---------- EXTRACT ----------

Search code examples
scala

Converting a List of Arrays in Scala into a Dataframe?


I'm new to Scala and I'm reading some CSV data from a URL without actually saving into a CSV file. I'm storing that data into a List[Array[String]]:

The result is a DF with a single column named "value" and each Array in the list becoming a row of that column, I'm attempting to create a 15 column DF because each array has a length of 15. Any advice for this?

    var stockURL: URL = null
    val spark: SparkSession = SparkSession.builder.master("local").getOrCreate
    import spark.implicits._
    val sc = spark.sparkContext
    try {
      stockURL = new URL("someurlimreadingfrom.com/asdf")
      val in: BufferedReader = new BufferedReader(new InputStreamReader(stockURL.openStream))
      val reader: CSVReader = new CSVReader(in)
      val allRows: List[Array[String]] = reader.readAll.asScala.toList
      val allRowsDF = sc.parallelize(allRows).toDF()
      allRowsDF.show
    } catch {
      case e: MalformedURLException =>
        e.printStackTrace()
      case e: IOException =>
        e.printStackTrace()
    }

I had to hide the URL and resulting DF due to sensitivity of the data, I apologize


Solution

  • i have done a piece of code if i understand well your question:

    it's working for a Array of length 3, you can easily extend it to 15.

    val allRows: List[Array[String]] =
      List(Array("a", "b", "c"), Array("a", "b", "c"))
    val df1 = spark.sparkContext.parallelize(allRows).toDF()
    
    df1
      .withColumn("col0", $"value".getItem(0))
      .withColumn("col1", $"value".getItem(1)).show()

---------- SUPPLIED DATA ----------

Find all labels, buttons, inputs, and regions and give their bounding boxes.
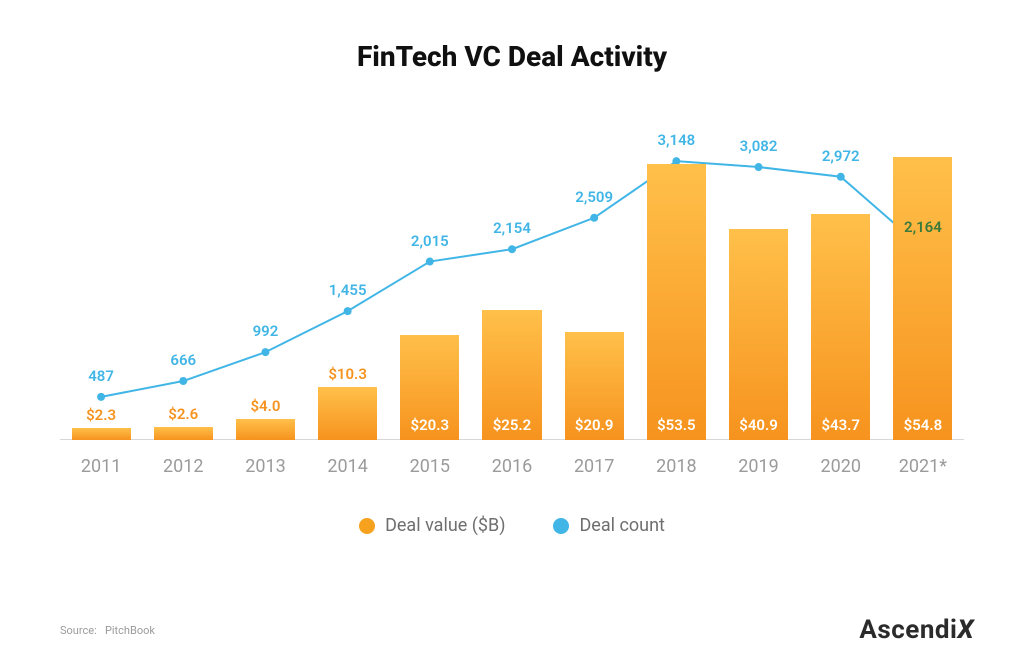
bar-value-label: $54.8 (893, 416, 952, 434)
bar: $53.5 (647, 164, 706, 440)
x-axis-label: 2015 (410, 456, 450, 477)
line-value-label: 2,509 (575, 188, 613, 206)
line-value-label: 3,082 (740, 137, 778, 155)
line-value-label: 2,154 (493, 219, 531, 237)
x-axis-label: 2018 (656, 456, 696, 477)
legend-swatch-line (553, 518, 569, 534)
bar-value-label: $40.9 (729, 416, 788, 434)
line-value-label: 2,015 (411, 232, 449, 250)
bar: $25.2 (482, 310, 541, 440)
line-marker (261, 348, 269, 356)
x-axis-label: 2020 (820, 456, 860, 477)
bar-value-label: $53.5 (647, 416, 706, 434)
line-value-label: 992 (253, 322, 279, 340)
chart-plot: $2.3 $2.6 $4.0 $10.3 $20.3 $25.2 $20.9 $53.5 $40… (60, 130, 964, 440)
line-marker (179, 377, 187, 385)
line-marker (426, 258, 434, 266)
legend-item-line: Deal count (553, 515, 664, 536)
legend-item-bars: Deal value ($B) (359, 515, 505, 536)
line-value-label: 666 (170, 351, 196, 369)
x-axis-label: 2016 (492, 456, 532, 477)
bar-value-label: $20.9 (565, 416, 624, 434)
bar: $20.9 (565, 332, 624, 440)
bar-value-label: $25.2 (482, 416, 541, 434)
line-value-label: 3,148 (657, 131, 695, 149)
bar-value-label: $2.6 (154, 405, 213, 423)
bar-value-label: $4.0 (236, 397, 295, 415)
legend-swatch-bars (359, 518, 375, 534)
source-name: PitchBook (105, 624, 155, 637)
bar-value-label: $43.7 (811, 416, 870, 434)
source-attribution: Source: PitchBook (60, 624, 155, 637)
chart-title: FinTech VC Deal Activity (0, 40, 1024, 73)
line-value-label: 1,455 (329, 281, 367, 299)
bar: $54.8 (893, 157, 952, 440)
line-marker (755, 163, 763, 171)
bar-value-label: $10.3 (318, 365, 377, 383)
line-marker (97, 393, 105, 401)
source-prefix: Source: (60, 624, 97, 637)
line-marker (508, 245, 516, 253)
x-axis-labels: 2011 2012 2013 2014 2015 2016 2017 2018 2019 2020… (60, 450, 964, 480)
legend-label-line: Deal count (579, 515, 664, 536)
line-value-label: 2,164 (904, 218, 942, 236)
bar: $40.9 (729, 229, 788, 440)
x-axis-label: 2013 (245, 456, 285, 477)
brand-logo: AscendiX (859, 615, 974, 645)
bar-value-label: $2.3 (72, 406, 131, 424)
legend-label-bars: Deal value ($B) (385, 515, 505, 536)
line-marker (344, 307, 352, 315)
x-axis-label: 2021* (899, 456, 947, 477)
x-axis-label: 2012 (163, 456, 203, 477)
legend: Deal value ($B) Deal count (0, 515, 1024, 538)
bar: $43.7 (811, 214, 870, 440)
x-axis-label: 2011 (81, 456, 121, 477)
x-axis-label: 2019 (738, 456, 778, 477)
line-value-label: 2,972 (822, 147, 860, 165)
bar: $2.3 (72, 428, 131, 440)
bar: $20.3 (400, 335, 459, 440)
x-axis-label: 2014 (327, 456, 367, 477)
bar-value-label: $20.3 (400, 416, 459, 434)
bar: $2.6 (154, 427, 213, 440)
bar: $4.0 (236, 419, 295, 440)
line-marker (590, 214, 598, 222)
line-marker (837, 173, 845, 181)
bar: $10.3 (318, 387, 377, 440)
x-axis-label: 2017 (574, 456, 614, 477)
line-value-label: 487 (88, 367, 114, 385)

----------

Write out the passage of the Scala DataFrame thread above between "The result is" and "CSVReader = new CSVReader(in)", inclusive.

The result is a DF with a single column named "value" and each Array in the list becoming a row of that column, I'm attempting to create a 15 column DF because each array has a length of 15. Any advice for this?

    var stockURL: URL = null
    val spark: SparkSession = SparkSession.builder.master("local").getOrCreate
    import spark.implicits._
    val sc = spark.sparkContext
    try {
      stockURL = new URL("someurlimreadingfrom.com/asdf")
      val in: BufferedReader = new BufferedReader(new InputStreamReader(stockURL.openStream))
      val reader: CSVReader = new CSVReader(in)